Excerpted passage:
>>>>

Comparing Planck's Mass, Length, Time and Energy

[George Keeling]

TL;DR Summary

Planck's mass, length, time and energy. I wanted to compare them with actual things. Some don't seem extreme.

Sean Carroll gives the Planck's set of four dimensioned quantities: Planck's mass, length, time and energy. I wanted to compare them with actual things.\begin{align}

m_p=\sqrt{\frac{\hbar c}{G}}&=2.18\times{10}^{-8}\rm{kg}&\rm{{10}^{7}\ E. coli}\phantom {100000000000000000000}&\phantom {10000}(1)\nonumber\\

l_p=\sqrt{\frac{\hbar G}{c^3}}&=1.63\times{10}^{-35}\rm{m}&\rm{Radius\ of\ proton\ ={10}^{-15}\ m}\phantom {10000}&\phantom {10000}(2)\nonumber\\

t_p=\sqrt{\frac{\hbar G}{c^5}}&=5.39\times{10}^{-44}\rm{s}&\rm{Cosmic\ inflation\ ends\ at\ {10}^{-32}s}\phantom {10000}&\phantom {10000}(3)\nonumber\\

E_p=\sqrt{\frac{\hbar c^5}{G}}&=1.95\times{10}^9\rm{J}&\rm{Sun\ emits{\ 10}^{26}\ Js^{-1}. \text{ A-bomb}\rm={10}^{12}}\ J&\phantom {10000}(4)\nonumber\\

&=1.22\times{10}^{19}\rm{GeV}&

&\phantom {10000}\nonumber

\end{align}He then says "Most likely, quantum gravity does not become important until we consider particle masses greater than $m_p$, or times shorter than $t_p$, or lengths smaller than $l_p$, or energies greater than $E_p$; at lower scales classical GR should suffice. Since these are all far removed from observable phenomena, constructing a consistent theory of quantum gravity is more an issue of principle than of practice."

Whilst it is unimaginable that we will see things shorter than $t_p$ or smaller than $l_p$, particle masses ('point masses') greater than $m_p$ are commonplace in GR and energies greater than $E_p$ are happening all the time. Can anybody help me make sense of the $m_p,E_p$ parts? And why are those 'greater than' and the others 'less than'?

<<<<

Task directions:
Carry on the forum post on Planck units from its last sentence. The items that follow have no connection to the forum post on Planck units.

Data for analysis:

>>>>

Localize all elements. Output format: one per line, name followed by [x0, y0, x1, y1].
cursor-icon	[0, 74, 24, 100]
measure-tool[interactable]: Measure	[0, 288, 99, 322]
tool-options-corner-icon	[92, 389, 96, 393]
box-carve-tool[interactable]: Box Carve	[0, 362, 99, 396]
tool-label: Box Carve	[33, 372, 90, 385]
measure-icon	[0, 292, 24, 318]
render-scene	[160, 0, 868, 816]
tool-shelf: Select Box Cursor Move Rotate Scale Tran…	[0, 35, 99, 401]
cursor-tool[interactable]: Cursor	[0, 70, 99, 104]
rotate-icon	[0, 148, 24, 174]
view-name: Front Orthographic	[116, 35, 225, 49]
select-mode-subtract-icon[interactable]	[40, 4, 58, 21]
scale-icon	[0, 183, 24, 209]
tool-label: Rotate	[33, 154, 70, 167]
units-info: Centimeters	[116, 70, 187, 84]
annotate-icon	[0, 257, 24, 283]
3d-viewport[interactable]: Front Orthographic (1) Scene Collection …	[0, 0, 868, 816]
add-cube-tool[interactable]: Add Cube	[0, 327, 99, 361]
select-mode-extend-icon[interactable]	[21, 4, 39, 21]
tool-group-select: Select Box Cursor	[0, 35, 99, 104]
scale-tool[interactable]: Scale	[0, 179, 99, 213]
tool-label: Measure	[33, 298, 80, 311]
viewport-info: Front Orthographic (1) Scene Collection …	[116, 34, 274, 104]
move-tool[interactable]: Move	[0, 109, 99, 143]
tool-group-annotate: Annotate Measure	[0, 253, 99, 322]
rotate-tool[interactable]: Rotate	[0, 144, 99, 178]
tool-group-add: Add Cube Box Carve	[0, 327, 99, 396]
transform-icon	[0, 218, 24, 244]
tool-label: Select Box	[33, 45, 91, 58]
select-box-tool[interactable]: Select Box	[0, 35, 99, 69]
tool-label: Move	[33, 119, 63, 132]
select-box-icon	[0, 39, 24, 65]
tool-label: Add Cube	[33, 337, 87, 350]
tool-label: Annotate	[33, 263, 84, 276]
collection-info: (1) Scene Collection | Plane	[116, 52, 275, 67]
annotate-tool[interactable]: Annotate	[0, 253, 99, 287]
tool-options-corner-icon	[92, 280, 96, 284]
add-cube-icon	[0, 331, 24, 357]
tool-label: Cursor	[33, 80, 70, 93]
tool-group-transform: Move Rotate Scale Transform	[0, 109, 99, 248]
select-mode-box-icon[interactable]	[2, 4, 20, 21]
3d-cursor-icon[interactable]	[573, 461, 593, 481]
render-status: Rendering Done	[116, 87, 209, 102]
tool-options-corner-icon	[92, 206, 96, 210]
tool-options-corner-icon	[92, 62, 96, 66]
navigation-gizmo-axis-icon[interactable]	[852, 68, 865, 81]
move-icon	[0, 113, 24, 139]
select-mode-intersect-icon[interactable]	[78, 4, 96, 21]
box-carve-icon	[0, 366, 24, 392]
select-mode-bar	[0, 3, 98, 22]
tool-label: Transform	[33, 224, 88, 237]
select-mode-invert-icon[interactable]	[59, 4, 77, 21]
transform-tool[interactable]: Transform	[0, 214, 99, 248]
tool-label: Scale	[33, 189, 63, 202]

<<<<

Answer below:
 

[mitochan]

From your post I calculate "Planck momentum" of M_p c= 6.54 kg m/s which amounts a pitched baseball with 100 miles/hour speed. We can see it in major league game.

 

[Ibix]

He means energies involved in a single particle-particle collision. The LHC can accelerate protons to about a millionth of the Planck energy (if memory serves) (edit:) of a Joule, so we're going to need a bigger accelerator.

 

[George Keeling]

From your post I calculate "Planck momentum" of M_p c= 6.54 kg m/s which amounts a pitched baseball with 100 miles/hour speed. We can see it in major league game.

Much better than collecting 10 million bacteria!

 

[George Keeling]

The LHC can accelerate protons to about a millionth of the Planck energy (if memory serves), so we're going to need a bigger accelerator

https://en.wikipedia.org/wiki/Large_Hadron_Collider say "After upgrades it reached 6.5 TeV per beam 13 TeV (= $1.3\times 10^4$ GeV) total collision energy," so that's $10^{15}$ times bigger!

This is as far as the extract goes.